======== Records for the exercise ========

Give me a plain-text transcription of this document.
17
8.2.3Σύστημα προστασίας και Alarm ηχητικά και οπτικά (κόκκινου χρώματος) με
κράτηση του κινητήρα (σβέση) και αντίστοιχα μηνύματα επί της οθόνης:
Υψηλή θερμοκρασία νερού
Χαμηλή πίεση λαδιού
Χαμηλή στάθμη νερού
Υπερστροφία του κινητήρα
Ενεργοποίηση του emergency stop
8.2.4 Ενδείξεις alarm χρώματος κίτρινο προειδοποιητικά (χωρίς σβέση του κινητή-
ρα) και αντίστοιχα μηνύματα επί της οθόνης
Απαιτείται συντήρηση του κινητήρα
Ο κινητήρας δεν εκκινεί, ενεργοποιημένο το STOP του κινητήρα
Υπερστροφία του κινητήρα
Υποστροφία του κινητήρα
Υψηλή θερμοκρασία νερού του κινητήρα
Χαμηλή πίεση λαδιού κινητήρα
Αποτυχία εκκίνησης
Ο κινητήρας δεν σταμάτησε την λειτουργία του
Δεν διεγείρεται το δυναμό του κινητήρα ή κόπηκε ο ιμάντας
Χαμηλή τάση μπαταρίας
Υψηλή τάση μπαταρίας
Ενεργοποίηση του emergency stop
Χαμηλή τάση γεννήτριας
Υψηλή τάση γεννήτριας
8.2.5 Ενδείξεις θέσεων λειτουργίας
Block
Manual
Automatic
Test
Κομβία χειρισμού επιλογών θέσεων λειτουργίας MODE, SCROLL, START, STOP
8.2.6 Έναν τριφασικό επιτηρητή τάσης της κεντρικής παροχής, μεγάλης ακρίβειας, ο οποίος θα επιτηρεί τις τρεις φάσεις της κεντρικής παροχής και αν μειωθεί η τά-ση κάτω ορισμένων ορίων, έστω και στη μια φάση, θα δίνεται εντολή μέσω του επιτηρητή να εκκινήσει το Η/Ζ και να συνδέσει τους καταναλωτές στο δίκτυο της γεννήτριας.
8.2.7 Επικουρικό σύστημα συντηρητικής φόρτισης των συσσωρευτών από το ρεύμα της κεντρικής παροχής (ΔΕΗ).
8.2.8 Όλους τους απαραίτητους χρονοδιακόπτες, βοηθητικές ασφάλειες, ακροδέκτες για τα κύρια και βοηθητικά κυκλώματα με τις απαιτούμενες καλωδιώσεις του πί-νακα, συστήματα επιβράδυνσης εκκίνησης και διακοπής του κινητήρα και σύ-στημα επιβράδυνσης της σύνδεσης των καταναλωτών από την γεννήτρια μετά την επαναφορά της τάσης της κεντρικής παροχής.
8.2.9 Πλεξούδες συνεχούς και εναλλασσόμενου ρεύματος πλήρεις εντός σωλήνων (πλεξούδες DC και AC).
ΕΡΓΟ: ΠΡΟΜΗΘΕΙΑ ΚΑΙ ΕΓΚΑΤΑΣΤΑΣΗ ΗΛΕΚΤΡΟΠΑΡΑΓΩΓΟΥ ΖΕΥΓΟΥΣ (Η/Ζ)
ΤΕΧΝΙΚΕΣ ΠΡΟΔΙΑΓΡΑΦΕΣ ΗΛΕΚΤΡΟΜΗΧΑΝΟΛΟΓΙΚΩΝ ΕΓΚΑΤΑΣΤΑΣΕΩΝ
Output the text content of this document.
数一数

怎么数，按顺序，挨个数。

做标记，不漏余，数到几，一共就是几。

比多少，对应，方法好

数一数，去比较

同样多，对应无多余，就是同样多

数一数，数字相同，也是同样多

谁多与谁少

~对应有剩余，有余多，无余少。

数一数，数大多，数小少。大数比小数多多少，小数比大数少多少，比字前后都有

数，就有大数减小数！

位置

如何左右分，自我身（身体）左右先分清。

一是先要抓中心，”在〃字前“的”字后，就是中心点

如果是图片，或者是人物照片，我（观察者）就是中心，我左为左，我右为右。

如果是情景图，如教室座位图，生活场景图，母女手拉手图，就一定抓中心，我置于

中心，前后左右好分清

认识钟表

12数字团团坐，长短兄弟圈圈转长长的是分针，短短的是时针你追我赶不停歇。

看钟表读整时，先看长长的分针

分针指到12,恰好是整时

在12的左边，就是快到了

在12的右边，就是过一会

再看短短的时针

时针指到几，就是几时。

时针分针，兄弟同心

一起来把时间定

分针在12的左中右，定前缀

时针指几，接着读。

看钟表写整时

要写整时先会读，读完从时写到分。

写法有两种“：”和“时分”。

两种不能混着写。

========

== Set exercise ==
Every entry must be output again, exactly as written above.

== The result ==
Give me a plain-text transcription of this document.
17
8.2.3Σύστημα προστασίας και Alarm ηχητικά και οπτικά (κόκκινου χρώματος) με
κράτηση του κινητήρα (σβέση) και αντίστοιχα μηνύματα επί της οθόνης:
Υψηλή θερμοκρασία νερού
Χαμηλή πίεση λαδιού
Χαμηλή στάθμη νερού
Υπερστροφία του κινητήρα
Ενεργοποίηση του emergency stop
8.2.4 Ενδείξεις alarm χρώματος κίτρινο προειδοποιητικά (χωρίς σβέση του κινητή-
ρα) και αντίστοιχα μηνύματα επί της οθόνης
Απαιτείται συντήρηση του κινητήρα
Ο κινητήρας δεν εκκινεί, ενεργοποιημένο το STOP του κινητήρα
Υπερστροφία του κινητήρα
Υποστροφία του κινητήρα
Υψηλή θερμοκρασία νερού του κινητήρα
Χαμηλή πίεση λαδιού κινητήρα
Αποτυχία εκκίνησης
Ο κινητήρας δεν σταμάτησε την λειτουργία του
Δεν διεγείρεται το δυναμό του κινητήρα ή κόπηκε ο ιμάντας
Χαμηλή τάση μπαταρίας
Υψηλή τάση μπαταρίας
Ενεργοποίηση του emergency stop
Χαμηλή τάση γεννήτριας
Υψηλή τάση γεννήτριας
8.2.5 Ενδείξεις θέσεων λειτουργίας
Block
Manual
Automatic
Test
Κομβία χειρισμού επιλογών θέσεων λειτουργίας MODE, SCROLL, START, STOP
8.2.6 Έναν τριφασικό επιτηρητή τάσης της κεντρικής παροχής, μεγάλης ακρίβειας, ο οποίος θα επιτηρεί τις τρεις φάσεις της κεντρικής παροχής και αν μειωθεί η τά-ση κάτω ορισμένων ορίων, έστω και στη μια φάση, θα δίνεται εντολή μέσω του επιτηρητή να εκκινήσει το Η/Ζ και να συνδέσει τους καταναλωτές στο δίκτυο της γεννήτριας.
8.2.7 Επικουρικό σύστημα συντηρητικής φόρτισης των συσσωρευτών από το ρεύμα της κεντρικής παροχής (ΔΕΗ).
8.2.8 Όλους τους απαραίτητους χρονοδιακόπτες, βοηθητικές ασφάλειες, ακροδέκτες για τα κύρια και βοηθητικά κυκλώματα με τις απαιτούμενες καλωδιώσεις του πί-νακα, συστήματα επιβράδυνσης εκκίνησης και διακοπής του κινητήρα και σύ-στημα επιβράδυνσης της σύνδεσης των καταναλωτών από την γεννήτρια μετά την επαναφορά της τάσης της κεντρικής παροχής.
8.2.9 Πλεξούδες συνεχούς και εναλλασσόμενου ρεύματος πλήρεις εντός σωλήνων (πλεξούδες DC και AC).
ΕΡΓΟ: ΠΡΟΜΗΘΕΙΑ ΚΑΙ ΕΓΚΑΤΑΣΤΑΣΗ ΗΛΕΚΤΡΟΠΑΡΑΓΩΓΟΥ ΖΕΥΓΟΥΣ (Η/Ζ)
ΤΕΧΝΙΚΕΣ ΠΡΟΔΙΑΓΡΑΦΕΣ ΗΛΕΚΤΡΟΜΗΧΑΝΟΛΟΓΙΚΩΝ ΕΓΚΑΤΑΣΤΑΣΕΩΝ
Output the text content of this document.
数一数

怎么数，按顺序，挨个数。

做标记，不漏余，数到几，一共就是几。

比多少，对应，方法好

数一数，去比较

同样多，对应无多余，就是同样多

数一数，数字相同，也是同样多

谁多与谁少

~对应有剩余，有余多，无余少。

数一数，数大多，数小少。大数比小数多多少，小数比大数少多少，比字前后都有

数，就有大数减小数！

位置

如何左右分，自我身（身体）左右先分清。

一是先要抓中心，”在〃字前“的”字后，就是中心点

如果是图片，或者是人物照片，我（观察者）就是中心，我左为左，我右为右。

如果是情景图，如教室座位图，生活场景图，母女手拉手图，就一定抓中心，我置于

中心，前后左右好分清

认识钟表

12数字团团坐，长短兄弟圈圈转长长的是分针，短短的是时针你追我赶不停歇。

看钟表读整时，先看长长的分针

分针指到12,恰好是整时

在12的左边，就是快到了

在12的右边，就是过一会

再看短短的时针

时针指到几，就是几时。

时针分针，兄弟同心

一起来把时间定

分针在12的左中右，定前缀

时针指几，接着读。

看钟表写整时

要写整时先会读，读完从时写到分。

写法有两种“：”和“时分”。

两种不能混着写。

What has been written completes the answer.